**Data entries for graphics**
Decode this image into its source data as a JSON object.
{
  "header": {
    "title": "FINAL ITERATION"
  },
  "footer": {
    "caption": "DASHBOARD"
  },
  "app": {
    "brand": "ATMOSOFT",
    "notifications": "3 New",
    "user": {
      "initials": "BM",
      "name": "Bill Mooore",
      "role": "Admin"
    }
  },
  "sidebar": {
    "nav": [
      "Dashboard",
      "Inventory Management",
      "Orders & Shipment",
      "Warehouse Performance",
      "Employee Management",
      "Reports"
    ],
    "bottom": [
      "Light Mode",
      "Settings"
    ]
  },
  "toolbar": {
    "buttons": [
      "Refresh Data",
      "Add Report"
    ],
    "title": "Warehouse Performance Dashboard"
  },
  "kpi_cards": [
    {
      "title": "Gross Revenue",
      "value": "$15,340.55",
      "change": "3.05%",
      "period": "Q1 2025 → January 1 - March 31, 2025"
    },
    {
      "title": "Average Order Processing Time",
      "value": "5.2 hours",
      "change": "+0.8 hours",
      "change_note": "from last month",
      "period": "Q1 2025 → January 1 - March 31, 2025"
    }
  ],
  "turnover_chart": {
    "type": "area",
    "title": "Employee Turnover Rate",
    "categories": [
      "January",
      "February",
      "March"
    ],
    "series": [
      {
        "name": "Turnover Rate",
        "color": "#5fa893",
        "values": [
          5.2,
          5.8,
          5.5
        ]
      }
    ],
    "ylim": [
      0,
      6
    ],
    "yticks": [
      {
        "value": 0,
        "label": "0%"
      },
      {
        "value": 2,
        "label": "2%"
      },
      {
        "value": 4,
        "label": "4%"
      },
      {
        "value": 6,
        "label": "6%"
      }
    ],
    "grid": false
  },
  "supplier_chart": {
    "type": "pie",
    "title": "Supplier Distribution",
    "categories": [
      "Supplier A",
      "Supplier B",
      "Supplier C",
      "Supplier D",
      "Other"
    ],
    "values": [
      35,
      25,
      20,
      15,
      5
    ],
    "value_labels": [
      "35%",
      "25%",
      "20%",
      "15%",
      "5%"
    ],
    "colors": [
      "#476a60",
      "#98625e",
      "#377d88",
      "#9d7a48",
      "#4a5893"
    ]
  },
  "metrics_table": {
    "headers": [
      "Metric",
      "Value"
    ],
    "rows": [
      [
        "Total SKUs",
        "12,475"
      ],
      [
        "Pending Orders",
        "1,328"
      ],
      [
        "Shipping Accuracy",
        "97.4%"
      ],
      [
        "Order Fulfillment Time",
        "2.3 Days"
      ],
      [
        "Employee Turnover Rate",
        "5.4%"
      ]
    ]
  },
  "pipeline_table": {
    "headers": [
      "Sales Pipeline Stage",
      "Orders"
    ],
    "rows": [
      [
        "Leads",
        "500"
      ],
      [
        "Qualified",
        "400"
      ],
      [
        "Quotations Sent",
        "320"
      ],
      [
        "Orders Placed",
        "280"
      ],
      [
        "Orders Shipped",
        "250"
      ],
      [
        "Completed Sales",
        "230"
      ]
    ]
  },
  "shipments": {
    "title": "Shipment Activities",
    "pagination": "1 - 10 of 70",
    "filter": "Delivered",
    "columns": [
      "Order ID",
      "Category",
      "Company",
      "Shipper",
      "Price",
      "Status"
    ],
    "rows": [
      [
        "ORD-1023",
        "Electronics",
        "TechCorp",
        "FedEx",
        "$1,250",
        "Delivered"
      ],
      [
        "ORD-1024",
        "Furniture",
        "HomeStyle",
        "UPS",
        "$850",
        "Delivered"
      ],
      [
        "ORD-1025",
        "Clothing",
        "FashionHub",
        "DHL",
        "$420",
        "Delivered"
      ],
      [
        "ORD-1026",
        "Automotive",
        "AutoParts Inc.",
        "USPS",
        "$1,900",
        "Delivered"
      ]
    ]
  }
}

**EXERCISE DETAILS**
Would you restate each of the entries word for word?

**ANSWER TO THE EXERCISE**
Decode this image into its source data as a JSON object.
{
  "header": {
    "title": "FINAL ITERATION"
  },
  "footer": {
    "caption": "DASHBOARD"
  },
  "app": {
    "brand": "ATMOSOFT",
    "notifications": "3 New",
    "user": {
      "initials": "BM",
      "name": "Bill Mooore",
      "role": "Admin"
    }
  },
  "sidebar": {
    "nav": [
      "Dashboard",
      "Inventory Management",
      "Orders & Shipment",
      "Warehouse Performance",
      "Employee Management",
      "Reports"
    ],
    "bottom": [
      "Light Mode",
      "Settings"
    ]
  },
  "toolbar": {
    "buttons": [
      "Refresh Data",
      "Add Report"
    ],
    "title": "Warehouse Performance Dashboard"
  },
  "kpi_cards": [
    {
      "title": "Gross Revenue",
      "value": "$15,340.55",
      "change": "3.05%",
      "period": "Q1 2025 → January 1 - March 31, 2025"
    },
    {
      "title": "Average Order Processing Time",
      "value": "5.2 hours",
      "change": "+0.8 hours",
      "change_note": "from last month",
      "period": "Q1 2025 → January 1 - March 31, 2025"
    }
  ],
  "turnover_chart": {
    "type": "area",
    "title": "Employee Turnover Rate",
    "categories": [
      "January",
      "February",
      "March"
    ],
    "series": [
      {
        "name": "Turnover Rate",
        "color": "#5fa893",
        "values": [
          5.2,
          5.8,
          5.5
        ]
      }
    ],
    "ylim": [
      0,
      6
    ],
    "yticks": [
      {
        "value": 0,
        "label": "0%"
      },
      {
        "value": 2,
        "label": "2%"
      },
      {
        "value": 4,
        "label": "4%"
      },
      {
        "value": 6,
        "label": "6%"
      }
    ],
    "grid": false
  },
  "supplier_chart": {
    "type": "pie",
    "title": "Supplier Distribution",
    "categories": [
      "Supplier A",
      "Supplier B",
      "Supplier C",
      "Supplier D",
      "Other"
    ],
    "values": [
      35,
      25,
      20,
      15,
      5
    ],
    "value_labels": [
      "35%",
      "25%",
      "20%",
      "15%",
      "5%"
    ],
    "colors": [
      "#476a60",
      "#98625e",
      "#377d88",
      "#9d7a48",
      "#4a5893"
    ]
  },
  "metrics_table": {
    "headers": [
      "Metric",
      "Value"
    ],
    "rows": [
      [
        "Total SKUs",
        "12,475"
      ],
      [
        "Pending Orders",
        "1,328"
      ],
      [
        "Shipping Accuracy",
        "97.4%"
      ],
      [
        "Order Fulfillment Time",
        "2.3 Days"
      ],
      [
        "Employee Turnover Rate",
        "5.4%"
      ]
    ]
  },
  "pipeline_table": {
    "headers": [
      "Sales Pipeline Stage",
      "Orders"
    ],
    "rows": [
      [
        "Leads",
        "500"
      ],
      [
        "Qualified",
        "400"
      ],
      [
        "Quotations Sent",
        "320"
      ],
      [
        "Orders Placed",
        "280"
      ],
      [
        "Orders Shipped",
        "250"
      ],
      [
        "Completed Sales",
        "230"
      ]
    ]
  },
  "shipments": {
    "title": "Shipment Activities",
    "pagination": "1 - 10 of 70",
    "filter": "Delivered",
    "columns": [
      "Order ID",
      "Category",
      "Company",
      "Shipper",
      "Price",
      "Status"
    ],
    "rows": [
      [
        "ORD-1023",
        "Electronics",
        "TechCorp",
        "FedEx",
        "$1,250",
        "Delivered"
      ],
      [
        "ORD-1024",
        "Furniture",
        "HomeStyle",
        "UPS",
        "$850",
        "Delivered"
      ],
      [
        "ORD-1025",
        "Clothing",
        "FashionHub",
        "DHL",
        "$420",
        "Delivered"
      ],
      [
        "ORD-1026",
        "Automotive",
        "AutoParts Inc.",
        "USPS",
        "$1,900",
        "Delivered"
      ]
    ]
  }
}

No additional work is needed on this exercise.